BEGIN

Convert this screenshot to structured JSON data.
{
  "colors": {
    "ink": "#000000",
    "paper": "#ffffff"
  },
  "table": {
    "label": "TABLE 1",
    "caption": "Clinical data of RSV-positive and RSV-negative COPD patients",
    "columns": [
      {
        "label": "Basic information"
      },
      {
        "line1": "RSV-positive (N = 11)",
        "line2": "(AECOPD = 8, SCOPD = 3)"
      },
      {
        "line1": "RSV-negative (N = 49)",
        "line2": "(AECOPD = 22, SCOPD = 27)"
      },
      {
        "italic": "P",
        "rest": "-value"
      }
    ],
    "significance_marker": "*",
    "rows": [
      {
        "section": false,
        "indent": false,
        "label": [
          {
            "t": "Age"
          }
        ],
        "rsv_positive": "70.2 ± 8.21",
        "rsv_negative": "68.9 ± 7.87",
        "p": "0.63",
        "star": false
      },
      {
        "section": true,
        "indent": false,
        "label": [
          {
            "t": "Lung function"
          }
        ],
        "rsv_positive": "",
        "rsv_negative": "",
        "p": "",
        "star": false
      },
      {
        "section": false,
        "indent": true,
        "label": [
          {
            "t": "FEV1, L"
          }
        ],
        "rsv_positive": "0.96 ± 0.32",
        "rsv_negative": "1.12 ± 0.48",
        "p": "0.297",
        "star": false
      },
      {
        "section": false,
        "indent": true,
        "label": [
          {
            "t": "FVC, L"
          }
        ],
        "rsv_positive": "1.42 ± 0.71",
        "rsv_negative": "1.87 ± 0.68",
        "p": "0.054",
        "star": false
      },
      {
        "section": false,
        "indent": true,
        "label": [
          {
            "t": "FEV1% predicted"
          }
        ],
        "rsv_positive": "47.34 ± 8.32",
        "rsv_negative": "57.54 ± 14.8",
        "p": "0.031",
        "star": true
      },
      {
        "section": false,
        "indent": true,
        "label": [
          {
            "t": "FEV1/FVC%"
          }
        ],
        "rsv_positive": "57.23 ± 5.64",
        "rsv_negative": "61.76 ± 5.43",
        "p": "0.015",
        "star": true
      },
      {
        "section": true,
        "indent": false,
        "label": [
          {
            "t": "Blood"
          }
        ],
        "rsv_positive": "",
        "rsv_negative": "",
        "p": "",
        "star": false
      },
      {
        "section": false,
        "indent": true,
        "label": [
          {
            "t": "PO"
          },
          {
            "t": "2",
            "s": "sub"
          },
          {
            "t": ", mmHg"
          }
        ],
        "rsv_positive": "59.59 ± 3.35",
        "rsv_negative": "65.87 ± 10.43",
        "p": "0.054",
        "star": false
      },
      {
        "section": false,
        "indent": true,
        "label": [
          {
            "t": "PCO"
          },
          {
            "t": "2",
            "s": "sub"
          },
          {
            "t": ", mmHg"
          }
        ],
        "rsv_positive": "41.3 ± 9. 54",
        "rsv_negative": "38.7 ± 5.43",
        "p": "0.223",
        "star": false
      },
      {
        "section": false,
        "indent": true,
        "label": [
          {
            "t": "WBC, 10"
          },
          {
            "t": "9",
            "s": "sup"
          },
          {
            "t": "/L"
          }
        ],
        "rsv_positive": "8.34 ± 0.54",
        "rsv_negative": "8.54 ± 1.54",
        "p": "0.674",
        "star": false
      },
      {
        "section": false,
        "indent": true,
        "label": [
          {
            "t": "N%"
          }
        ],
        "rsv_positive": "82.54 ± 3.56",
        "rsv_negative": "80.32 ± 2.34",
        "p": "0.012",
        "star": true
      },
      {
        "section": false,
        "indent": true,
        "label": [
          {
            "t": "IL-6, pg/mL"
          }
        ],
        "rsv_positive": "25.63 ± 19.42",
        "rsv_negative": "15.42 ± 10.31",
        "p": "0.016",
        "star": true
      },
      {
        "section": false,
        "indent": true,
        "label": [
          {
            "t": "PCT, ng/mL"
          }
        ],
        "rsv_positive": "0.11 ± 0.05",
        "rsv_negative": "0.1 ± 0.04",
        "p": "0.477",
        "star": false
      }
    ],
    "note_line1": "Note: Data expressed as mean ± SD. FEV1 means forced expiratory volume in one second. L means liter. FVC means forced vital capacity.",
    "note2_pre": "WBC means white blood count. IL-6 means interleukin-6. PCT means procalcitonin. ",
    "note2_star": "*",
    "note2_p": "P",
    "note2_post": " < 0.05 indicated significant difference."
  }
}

END

Task to carry out: Copy out each record from above, exactly.

Exercise result:
Convert this screenshot to structured JSON data.
{
  "colors": {
    "ink": "#000000",
    "paper": "#ffffff"
  },
  "table": {
    "label": "TABLE 1",
    "caption": "Clinical data of RSV-positive and RSV-negative COPD patients",
    "columns": [
      {
        "label": "Basic information"
      },
      {
        "line1": "RSV-positive (N = 11)",
        "line2": "(AECOPD = 8, SCOPD = 3)"
      },
      {
        "line1": "RSV-negative (N = 49)",
        "line2": "(AECOPD = 22, SCOPD = 27)"
      },
      {
        "italic": "P",
        "rest": "-value"
      }
    ],
    "significance_marker": "*",
    "rows": [
      {
        "section": false,
        "indent": false,
        "label": [
          {
            "t": "Age"
          }
        ],
        "rsv_positive": "70.2 ± 8.21",
        "rsv_negative": "68.9 ± 7.87",
        "p": "0.63",
        "star": false
      },
      {
        "section": true,
        "indent": false,
        "label": [
          {
            "t": "Lung function"
          }
        ],
        "rsv_positive": "",
        "rsv_negative": "",
        "p": "",
        "star": false
      },
      {
        "section": false,
        "indent": true,
        "label": [
          {
            "t": "FEV1, L"
          }
        ],
        "rsv_positive": "0.96 ± 0.32",
        "rsv_negative": "1.12 ± 0.48",
        "p": "0.297",
        "star": false
      },
      {
        "section": false,
        "indent": true,
        "label": [
          {
            "t": "FVC, L"
          }
        ],
        "rsv_positive": "1.42 ± 0.71",
        "rsv_negative": "1.87 ± 0.68",
        "p": "0.054",
        "star": false
      },
      {
        "section": false,
        "indent": true,
        "label": [
          {
            "t": "FEV1% predicted"
          }
        ],
        "rsv_positive": "47.34 ± 8.32",
        "rsv_negative": "57.54 ± 14.8",
        "p": "0.031",
        "star": true
      },
      {
        "section": false,
        "indent": true,
        "label": [
          {
            "t": "FEV1/FVC%"
          }
        ],
        "rsv_positive": "57.23 ± 5.64",
        "rsv_negative": "61.76 ± 5.43",
        "p": "0.015",
        "star": true
      },
      {
        "section": true,
        "indent": false,
        "label": [
          {
            "t": "Blood"
          }
        ],
        "rsv_positive": "",
        "rsv_negative": "",
        "p": "",
        "star": false
      },
      {
        "section": false,
        "indent": true,
        "label": [
          {
            "t": "PO"
          },
          {
            "t": "2",
            "s": "sub"
          },
          {
            "t": ", mmHg"
          }
        ],
        "rsv_positive": "59.59 ± 3.35",
        "rsv_negative": "65.87 ± 10.43",
        "p": "0.054",
        "star": false
      },
      {
        "section": false,
        "indent": true,
        "label": [
          {
            "t": "PCO"
          },
          {
            "t": "2",
            "s": "sub"
          },
          {
            "t": ", mmHg"
          }
        ],
        "rsv_positive": "41.3 ± 9. 54",
        "rsv_negative": "38.7 ± 5.43",
        "p": "0.223",
        "star": false
      },
      {
        "section": false,
        "indent": true,
        "label": [
          {
            "t": "WBC, 10"
          },
          {
            "t": "9",
            "s": "sup"
          },
          {
            "t": "/L"
          }
        ],
        "rsv_positive": "8.34 ± 0.54",
        "rsv_negative": "8.54 ± 1.54",
        "p": "0.674",
        "star": false
      },
      {
        "section": false,
        "indent": true,
        "label": [
          {
            "t": "N%"
          }
        ],
        "rsv_positive": "82.54 ± 3.56",
        "rsv_negative": "80.32 ± 2.34",
        "p": "0.012",
        "star": true
      },
      {
        "section": false,
        "indent": true,
        "label": [
          {
            "t": "IL-6, pg/mL"
          }
        ],
        "rsv_positive": "25.63 ± 19.42",
        "rsv_negative": "15.42 ± 10.31",
        "p": "0.016",
        "star": true
      },
      {
        "section": false,
        "indent": true,
        "label": [
          {
            "t": "PCT, ng/mL"
          }
        ],
        "rsv_positive": "0.11 ± 0.05",
        "rsv_negative": "0.1 ± 0.04",
        "p": "0.477",
        "star": false
      }
    ],
    "note_line1": "Note: Data expressed as mean ± SD. FEV1 means forced expiratory volume in one second. L means liter. FVC means forced vital capacity.",
    "note2_pre": "WBC means white blood count. IL-6 means interleukin-6. PCT means procalcitonin. ",
    "note2_star": "*",
    "note2_p": "P",
    "note2_post": " < 0.05 indicated significant difference."
  }
}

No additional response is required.